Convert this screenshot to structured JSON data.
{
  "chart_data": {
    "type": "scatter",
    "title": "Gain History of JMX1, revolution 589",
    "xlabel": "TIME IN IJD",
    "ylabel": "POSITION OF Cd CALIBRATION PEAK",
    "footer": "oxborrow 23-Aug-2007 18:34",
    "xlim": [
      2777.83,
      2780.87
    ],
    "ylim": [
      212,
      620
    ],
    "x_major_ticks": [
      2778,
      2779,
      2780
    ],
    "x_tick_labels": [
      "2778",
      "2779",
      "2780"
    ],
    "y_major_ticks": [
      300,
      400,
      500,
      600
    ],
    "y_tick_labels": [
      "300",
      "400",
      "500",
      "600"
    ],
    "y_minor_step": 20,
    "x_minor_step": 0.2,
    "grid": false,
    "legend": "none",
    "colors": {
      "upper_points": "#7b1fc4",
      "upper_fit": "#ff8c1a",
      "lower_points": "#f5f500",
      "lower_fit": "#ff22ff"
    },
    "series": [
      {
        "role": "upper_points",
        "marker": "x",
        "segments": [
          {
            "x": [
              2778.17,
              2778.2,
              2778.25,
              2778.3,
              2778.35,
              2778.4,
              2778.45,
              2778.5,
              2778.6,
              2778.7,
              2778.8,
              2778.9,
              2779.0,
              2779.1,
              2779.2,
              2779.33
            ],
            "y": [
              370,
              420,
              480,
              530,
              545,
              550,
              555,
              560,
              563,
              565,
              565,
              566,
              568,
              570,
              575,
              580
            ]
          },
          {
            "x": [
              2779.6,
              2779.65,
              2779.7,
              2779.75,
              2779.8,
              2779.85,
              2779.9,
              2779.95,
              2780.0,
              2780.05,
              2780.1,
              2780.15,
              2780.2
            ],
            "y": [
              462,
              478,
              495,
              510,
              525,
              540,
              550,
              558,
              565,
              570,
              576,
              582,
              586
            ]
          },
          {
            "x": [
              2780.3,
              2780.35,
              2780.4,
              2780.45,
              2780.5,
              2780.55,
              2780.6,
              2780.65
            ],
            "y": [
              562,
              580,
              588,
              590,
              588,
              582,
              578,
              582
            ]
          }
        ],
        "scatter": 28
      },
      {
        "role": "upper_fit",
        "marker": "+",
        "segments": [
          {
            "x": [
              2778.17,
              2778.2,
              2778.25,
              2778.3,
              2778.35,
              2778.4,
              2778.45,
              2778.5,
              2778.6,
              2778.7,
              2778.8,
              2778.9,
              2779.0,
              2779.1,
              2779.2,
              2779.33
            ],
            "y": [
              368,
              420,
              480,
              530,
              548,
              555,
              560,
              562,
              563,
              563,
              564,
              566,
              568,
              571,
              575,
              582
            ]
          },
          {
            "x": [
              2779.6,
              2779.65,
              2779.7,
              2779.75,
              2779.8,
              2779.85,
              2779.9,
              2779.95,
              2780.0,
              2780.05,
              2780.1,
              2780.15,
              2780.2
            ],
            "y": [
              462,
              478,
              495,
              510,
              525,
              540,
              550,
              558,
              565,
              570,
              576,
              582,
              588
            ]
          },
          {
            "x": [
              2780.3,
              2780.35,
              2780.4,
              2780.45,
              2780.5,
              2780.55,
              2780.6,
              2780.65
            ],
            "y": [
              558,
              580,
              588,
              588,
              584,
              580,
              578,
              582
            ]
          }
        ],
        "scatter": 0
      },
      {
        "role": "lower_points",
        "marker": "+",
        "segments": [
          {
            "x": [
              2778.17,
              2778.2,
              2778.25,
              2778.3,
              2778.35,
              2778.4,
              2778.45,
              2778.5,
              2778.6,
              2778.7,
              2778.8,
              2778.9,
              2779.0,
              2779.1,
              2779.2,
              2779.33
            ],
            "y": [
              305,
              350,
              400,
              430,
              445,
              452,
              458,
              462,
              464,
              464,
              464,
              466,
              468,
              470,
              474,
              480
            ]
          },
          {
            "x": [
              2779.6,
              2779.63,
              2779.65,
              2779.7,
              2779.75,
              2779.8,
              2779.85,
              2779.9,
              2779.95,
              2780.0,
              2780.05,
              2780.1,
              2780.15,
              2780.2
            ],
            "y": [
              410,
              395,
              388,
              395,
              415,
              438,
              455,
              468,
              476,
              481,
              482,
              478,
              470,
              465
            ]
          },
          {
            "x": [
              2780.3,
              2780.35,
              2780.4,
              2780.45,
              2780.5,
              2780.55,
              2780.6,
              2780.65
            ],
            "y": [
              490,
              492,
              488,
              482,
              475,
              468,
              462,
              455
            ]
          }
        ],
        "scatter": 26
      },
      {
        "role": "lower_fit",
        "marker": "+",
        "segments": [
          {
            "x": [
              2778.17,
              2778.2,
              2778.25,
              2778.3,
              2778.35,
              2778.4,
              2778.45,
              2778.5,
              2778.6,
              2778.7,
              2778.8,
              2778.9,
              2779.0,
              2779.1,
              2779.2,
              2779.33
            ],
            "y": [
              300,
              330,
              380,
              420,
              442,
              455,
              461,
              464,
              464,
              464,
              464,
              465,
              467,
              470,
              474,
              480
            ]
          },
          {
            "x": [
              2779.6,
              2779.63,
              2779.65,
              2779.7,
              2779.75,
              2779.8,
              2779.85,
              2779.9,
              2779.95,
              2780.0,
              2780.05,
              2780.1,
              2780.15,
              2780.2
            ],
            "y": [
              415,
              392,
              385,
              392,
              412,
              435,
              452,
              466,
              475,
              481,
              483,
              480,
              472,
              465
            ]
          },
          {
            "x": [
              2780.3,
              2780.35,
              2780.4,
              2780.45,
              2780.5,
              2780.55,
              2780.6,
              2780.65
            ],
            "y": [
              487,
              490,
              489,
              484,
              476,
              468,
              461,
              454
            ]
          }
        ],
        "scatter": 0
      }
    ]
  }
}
---+---
Exercise objective - Reproduce the full listing word for word.

Task result -
Convert this screenshot to structured JSON data.
{
  "chart_data": {
    "type": "scatter",
    "title": "Gain History of JMX1, revolution 589",
    "xlabel": "TIME IN IJD",
    "ylabel": "POSITION OF Cd CALIBRATION PEAK",
    "footer": "oxborrow 23-Aug-2007 18:34",
    "xlim": [
      2777.83,
      2780.87
    ],
    "ylim": [
      212,
      620
    ],
    "x_major_ticks": [
      2778,
      2779,
      2780
    ],
    "x_tick_labels": [
      "2778",
      "2779",
      "2780"
    ],
    "y_major_ticks": [
      300,
      400,
      500,
      600
    ],
    "y_tick_labels": [
      "300",
      "400",
      "500",
      "600"
    ],
    "y_minor_step": 20,
    "x_minor_step": 0.2,
    "grid": false,
    "legend": "none",
    "colors": {
      "upper_points": "#7b1fc4",
      "upper_fit": "#ff8c1a",
      "lower_points": "#f5f500",
      "lower_fit": "#ff22ff"
    },
    "series": [
      {
        "role": "upper_points",
        "marker": "x",
        "segments": [
          {
            "x": [
              2778.17,
              2778.2,
              2778.25,
              2778.3,
              2778.35,
              2778.4,
              2778.45,
              2778.5,
              2778.6,
              2778.7,
              2778.8,
              2778.9,
              2779.0,
              2779.1,
              2779.2,
              2779.33
            ],
            "y": [
              370,
              420,
              480,
              530,
              545,
              550,
              555,
              560,
              563,
              565,
              565,
              566,
              568,
              570,
              575,
              580
            ]
          },
          {
            "x": [
              2779.6,
              2779.65,
              2779.7,
              2779.75,
              2779.8,
              2779.85,
              2779.9,
              2779.95,
              2780.0,
              2780.05,
              2780.1,
              2780.15,
              2780.2
            ],
            "y": [
              462,
              478,
              495,
              510,
              525,
              540,
              550,
              558,
              565,
              570,
              576,
              582,
              586
            ]
          },
          {
            "x": [
              2780.3,
              2780.35,
              2780.4,
              2780.45,
              2780.5,
              2780.55,
              2780.6,
              2780.65
            ],
            "y": [
              562,
              580,
              588,
              590,
              588,
              582,
              578,
              582
            ]
          }
        ],
        "scatter": 28
      },
      {
        "role": "upper_fit",
        "marker": "+",
        "segments": [
          {
            "x": [
              2778.17,
              2778.2,
              2778.25,
              2778.3,
              2778.35,
              2778.4,
              2778.45,
              2778.5,
              2778.6,
              2778.7,
              2778.8,
              2778.9,
              2779.0,
              2779.1,
              2779.2,
              2779.33
            ],
            "y": [
              368,
              420,
              480,
              530,
              548,
              555,
              560,
              562,
              563,
              563,
              564,
              566,
              568,
              571,
              575,
              582
            ]
          },
          {
            "x": [
              2779.6,
              2779.65,
              2779.7,
              2779.75,
              2779.8,
              2779.85,
              2779.9,
              2779.95,
              2780.0,
              2780.05,
              2780.1,
              2780.15,
              2780.2
            ],
            "y": [
              462,
              478,
              495,
              510,
              525,
              540,
              550,
              558,
              565,
              570,
              576,
              582,
              588
            ]
          },
          {
            "x": [
              2780.3,
              2780.35,
              2780.4,
              2780.45,
              2780.5,
              2780.55,
              2780.6,
              2780.65
            ],
            "y": [
              558,
              580,
              588,
              588,
              584,
              580,
              578,
              582
            ]
          }
        ],
        "scatter": 0
      },
      {
        "role": "lower_points",
        "marker": "+",
        "segments": [
          {
            "x": [
              2778.17,
              2778.2,
              2778.25,
              2778.3,
              2778.35,
              2778.4,
              2778.45,
              2778.5,
              2778.6,
              2778.7,
              2778.8,
              2778.9,
              2779.0,
              2779.1,
              2779.2,
              2779.33
            ],
            "y": [
              305,
              350,
              400,
              430,
              445,
              452,
              458,
              462,
              464,
              464,
              464,
              466,
              468,
              470,
              474,
              480
            ]
          },
          {
            "x": [
              2779.6,
              2779.63,
              2779.65,
              2779.7,
              2779.75,
              2779.8,
              2779.85,
              2779.9,
              2779.95,
              2780.0,
              2780.05,
              2780.1,
              2780.15,
              2780.2
            ],
            "y": [
              410,
              395,
              388,
              395,
              415,
              438,
              455,
              468,
              476,
              481,
              482,
              478,
              470,
              465
            ]
          },
          {
            "x": [
              2780.3,
              2780.35,
              2780.4,
              2780.45,
              2780.5,
              2780.55,
              2780.6,
              2780.65
            ],
            "y": [
              490,
              492,
              488,
              482,
              475,
              468,
              462,
              455
            ]
          }
        ],
        "scatter": 26
      },
      {
        "role": "lower_fit",
        "marker": "+",
        "segments": [
          {
            "x": [
              2778.17,
              2778.2,
              2778.25,
              2778.3,
              2778.35,
              2778.4,
              2778.45,
              2778.5,
              2778.6,
              2778.7,
              2778.8,
              2778.9,
              2779.0,
              2779.1,
              2779.2,
              2779.33
            ],
            "y": [
              300,
              330,
              380,
              420,
              442,
              455,
              461,
              464,
              464,
              464,
              464,
              465,
              467,
              470,
              474,
              480
            ]
          },
          {
            "x": [
              2779.6,
              2779.63,
              2779.65,
              2779.7,
              2779.75,
              2779.8,
              2779.85,
              2779.9,
              2779.95,
              2780.0,
              2780.05,
              2780.1,
              2780.15,
              2780.2
            ],
            "y": [
              415,
              392,
              385,
              392,
              412,
              435,
              452,
              466,
              475,
              481,
              483,
              480,
              472,
              465
            ]
          },
          {
            "x": [
              2780.3,
              2780.35,
              2780.4,
              2780.45,
              2780.5,
              2780.55,
              2780.6,
              2780.65
            ],
            "y": [
              487,
              490,
              489,
              484,
              476,
              468,
              461,
              454
            ]
          }
        ],
        "scatter": 0
      }
    ]
  }
}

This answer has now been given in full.